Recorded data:
++++++
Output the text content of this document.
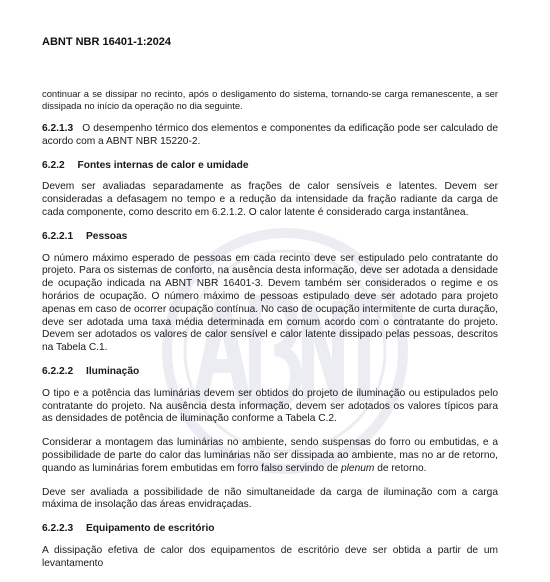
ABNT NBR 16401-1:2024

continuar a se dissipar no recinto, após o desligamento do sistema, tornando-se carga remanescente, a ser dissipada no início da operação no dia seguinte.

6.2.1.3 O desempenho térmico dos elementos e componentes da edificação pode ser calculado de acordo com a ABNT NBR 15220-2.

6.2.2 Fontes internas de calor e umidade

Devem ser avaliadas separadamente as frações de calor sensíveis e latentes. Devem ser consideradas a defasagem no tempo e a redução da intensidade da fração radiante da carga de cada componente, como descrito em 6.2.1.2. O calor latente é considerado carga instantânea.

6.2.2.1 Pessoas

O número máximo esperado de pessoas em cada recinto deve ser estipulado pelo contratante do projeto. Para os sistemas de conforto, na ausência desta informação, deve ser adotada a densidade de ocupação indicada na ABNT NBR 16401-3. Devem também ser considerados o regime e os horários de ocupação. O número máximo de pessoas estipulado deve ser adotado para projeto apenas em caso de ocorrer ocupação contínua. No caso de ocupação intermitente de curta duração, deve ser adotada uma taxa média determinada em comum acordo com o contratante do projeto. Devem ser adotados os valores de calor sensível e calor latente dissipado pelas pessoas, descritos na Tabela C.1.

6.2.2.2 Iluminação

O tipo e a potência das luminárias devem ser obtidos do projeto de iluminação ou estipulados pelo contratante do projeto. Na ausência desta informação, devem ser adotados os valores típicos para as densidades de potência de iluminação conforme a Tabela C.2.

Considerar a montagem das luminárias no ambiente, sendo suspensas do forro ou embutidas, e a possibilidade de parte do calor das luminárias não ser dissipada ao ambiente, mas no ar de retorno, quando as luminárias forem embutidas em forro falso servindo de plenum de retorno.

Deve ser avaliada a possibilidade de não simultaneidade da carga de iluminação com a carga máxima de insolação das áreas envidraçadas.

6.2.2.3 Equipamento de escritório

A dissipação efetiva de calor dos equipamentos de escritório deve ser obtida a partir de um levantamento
++++++
Exercise goal —
Repeat the material exactly as it reads, without any of its pictures.

Written reply —
Output the text content of this document.
ABNT NBR 16401-1:2024

continuar a se dissipar no recinto, após o desligamento do sistema, tornando-se carga remanescente, a ser dissipada no início da operação no dia seguinte.

6.2.1.3 O desempenho térmico dos elementos e componentes da edificação pode ser calculado de acordo com a ABNT NBR 15220-2.

6.2.2 Fontes internas de calor e umidade

Devem ser avaliadas separadamente as frações de calor sensíveis e latentes. Devem ser consideradas a defasagem no tempo e a redução da intensidade da fração radiante da carga de cada componente, como descrito em 6.2.1.2. O calor latente é considerado carga instantânea.

6.2.2.1 Pessoas

O número máximo esperado de pessoas em cada recinto deve ser estipulado pelo contratante do projeto. Para os sistemas de conforto, na ausência desta informação, deve ser adotada a densidade de ocupação indicada na ABNT NBR 16401-3. Devem também ser considerados o regime e os horários de ocupação. O número máximo de pessoas estipulado deve ser adotado para projeto apenas em caso de ocorrer ocupação contínua. No caso de ocupação intermitente de curta duração, deve ser adotada uma taxa média determinada em comum acordo com o contratante do projeto. Devem ser adotados os valores de calor sensível e calor latente dissipado pelas pessoas, descritos na Tabela C.1.

6.2.2.2 Iluminação

O tipo e a potência das luminárias devem ser obtidos do projeto de iluminação ou estipulados pelo contratante do projeto. Na ausência desta informação, devem ser adotados os valores típicos para as densidades de potência de iluminação conforme a Tabela C.2.

Considerar a montagem das luminárias no ambiente, sendo suspensas do forro ou embutidas, e a possibilidade de parte do calor das luminárias não ser dissipada ao ambiente, mas no ar de retorno, quando as luminárias forem embutidas em forro falso servindo de plenum de retorno.

Deve ser avaliada a possibilidade de não simultaneidade da carga de iluminação com a carga máxima de insolação das áreas envidraçadas.

6.2.2.3 Equipamento de escritório

A dissipação efetiva de calor dos equipamentos de escritório deve ser obtida a partir de um levantamento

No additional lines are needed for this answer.